# [What to produce]
Leave out the pictures and transcribe everything else exactly.

# [Record extracts]
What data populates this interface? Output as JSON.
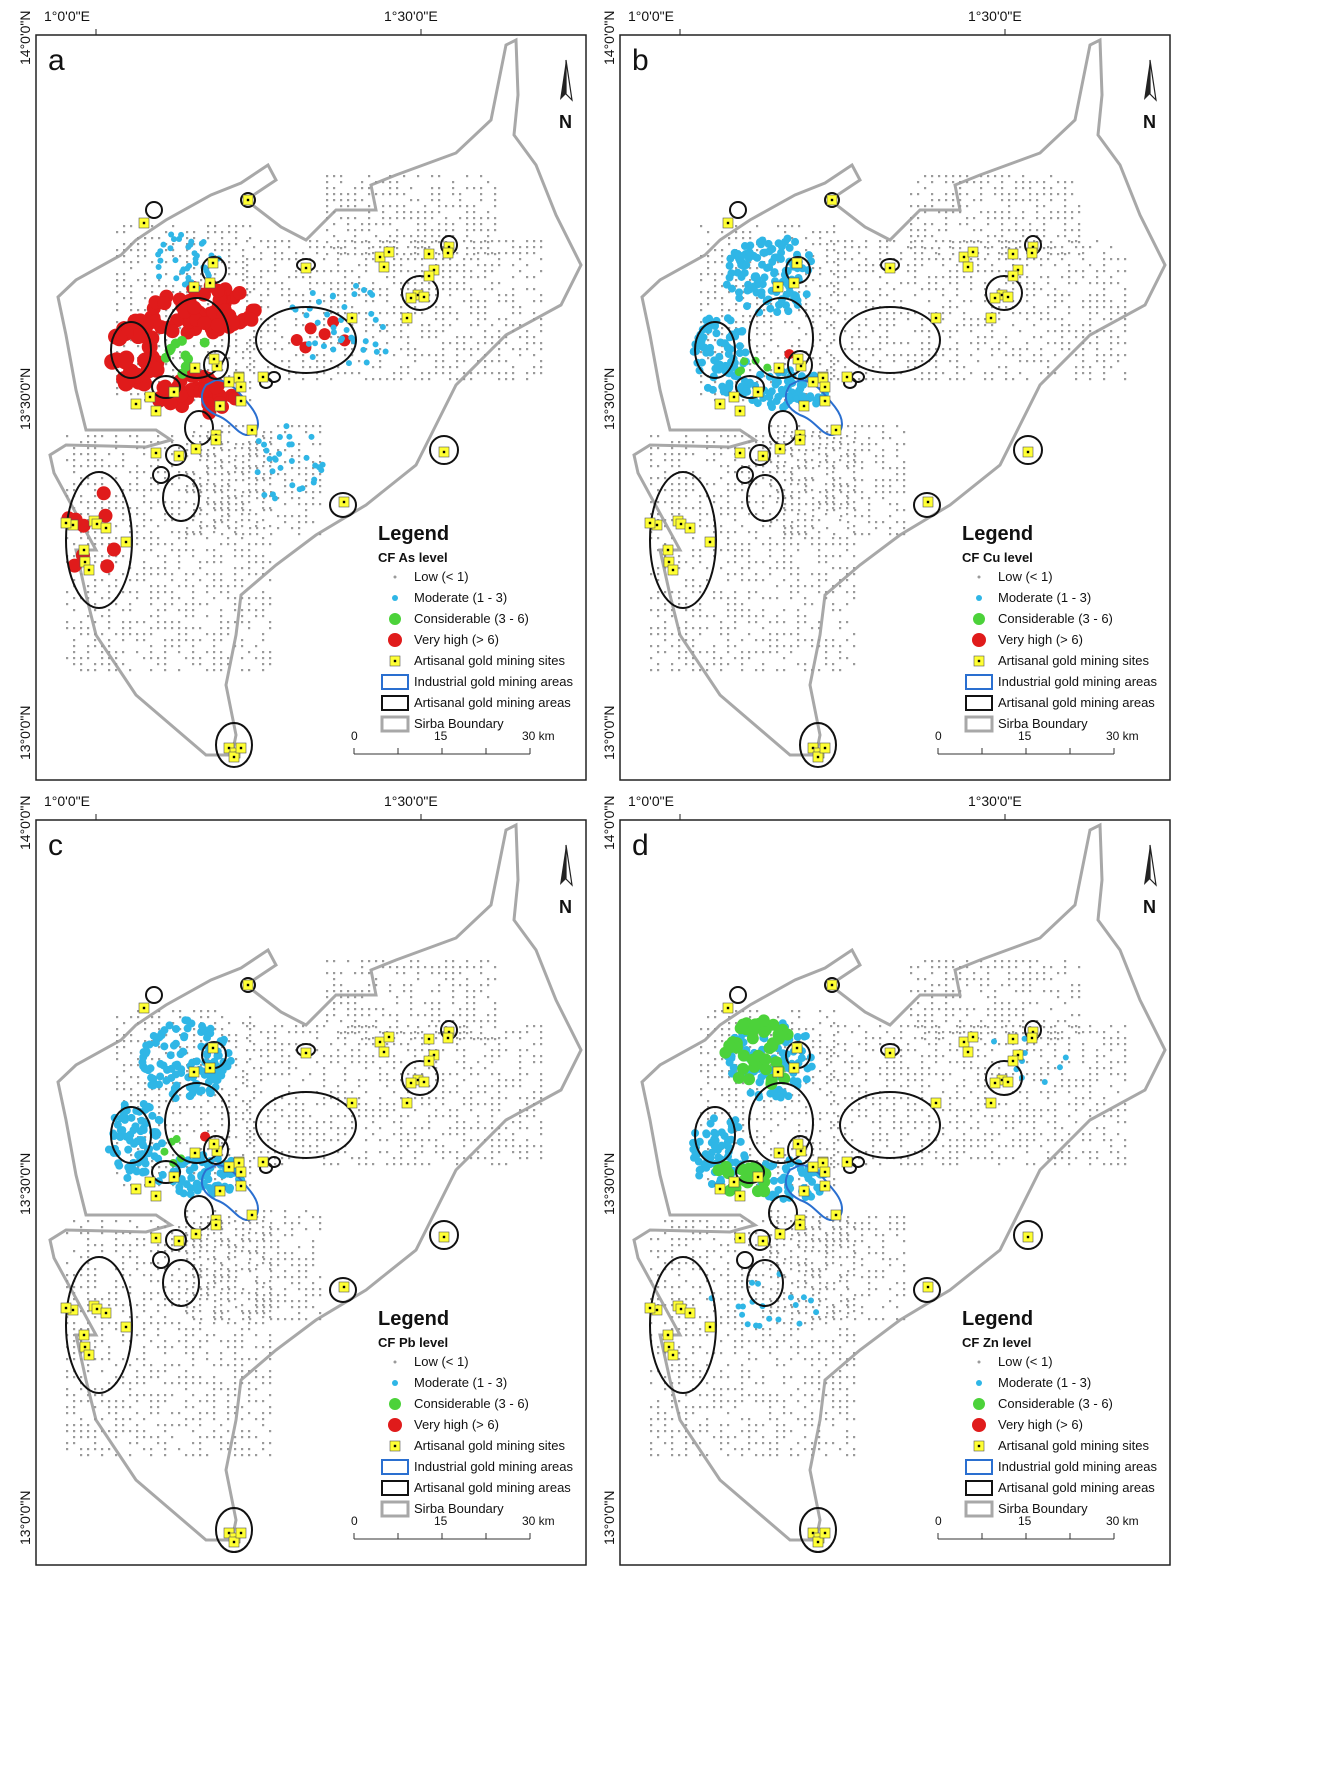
{
  "grid_labels": {
    "lon_left": "1°0'0\"E",
    "lon_right": "1°30'0\"E",
    "lat_top": "14°0'0\"N",
    "lat_mid": "13°30'0\"N",
    "lat_bottom": "13°0'0\"N"
  },
  "north_arrow_label": "N",
  "scale_bar": {
    "zero": "0",
    "mid": "15",
    "end": "30 km"
  },
  "legend_common": {
    "title": "Legend",
    "low": "Low (< 1)",
    "moderate": "Moderate (1 - 3)",
    "considerable": "Considerable (3 - 6)",
    "very_high": "Very high (> 6)",
    "artisanal_sites": "Artisanal gold mining sites",
    "industrial_areas": "Industrial gold mining areas",
    "artisanal_areas": "Artisanal gold mining areas",
    "boundary": "Sirba Boundary"
  },
  "colors": {
    "low": "#9a9a9a",
    "moderate": "#2fb6e6",
    "considerable": "#4cd23a",
    "very_high": "#e01b1b",
    "site_fill": "#ffff33",
    "industrial": "#2a6fd0",
    "artisanal": "#111111",
    "boundary": "#a8a8a8"
  },
  "panels": [
    {
      "letter": "a",
      "legend_subtitle": "CF As level",
      "dominant": "very_high"
    },
    {
      "letter": "b",
      "legend_subtitle": "CF Cu level",
      "dominant": "moderate"
    },
    {
      "letter": "c",
      "legend_subtitle": "CF Pb level",
      "dominant": "moderate"
    },
    {
      "letter": "d",
      "legend_subtitle": "CF Zn level",
      "dominant": "mixed"
    }
  ]
}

# [Final answer]
What data populates this interface? Output as JSON.
{
  "grid_labels": {
    "lon_left": "1°0'0\"E",
    "lon_right": "1°30'0\"E",
    "lat_top": "14°0'0\"N",
    "lat_mid": "13°30'0\"N",
    "lat_bottom": "13°0'0\"N"
  },
  "north_arrow_label": "N",
  "scale_bar": {
    "zero": "0",
    "mid": "15",
    "end": "30 km"
  },
  "legend_common": {
    "title": "Legend",
    "low": "Low (< 1)",
    "moderate": "Moderate (1 - 3)",
    "considerable": "Considerable (3 - 6)",
    "very_high": "Very high (> 6)",
    "artisanal_sites": "Artisanal gold mining sites",
    "industrial_areas": "Industrial gold mining areas",
    "artisanal_areas": "Artisanal gold mining areas",
    "boundary": "Sirba Boundary"
  },
  "colors": {
    "low": "#9a9a9a",
    "moderate": "#2fb6e6",
    "considerable": "#4cd23a",
    "very_high": "#e01b1b",
    "site_fill": "#ffff33",
    "industrial": "#2a6fd0",
    "artisanal": "#111111",
    "boundary": "#a8a8a8"
  },
  "panels": [
    {
      "letter": "a",
      "legend_subtitle": "CF As level",
      "dominant": "very_high"
    },
    {
      "letter": "b",
      "legend_subtitle": "CF Cu level",
      "dominant": "moderate"
    },
    {
      "letter": "c",
      "legend_subtitle": "CF Pb level",
      "dominant": "moderate"
    },
    {
      "letter": "d",
      "legend_subtitle": "CF Zn level",
      "dominant": "mixed"
    }
  ]
}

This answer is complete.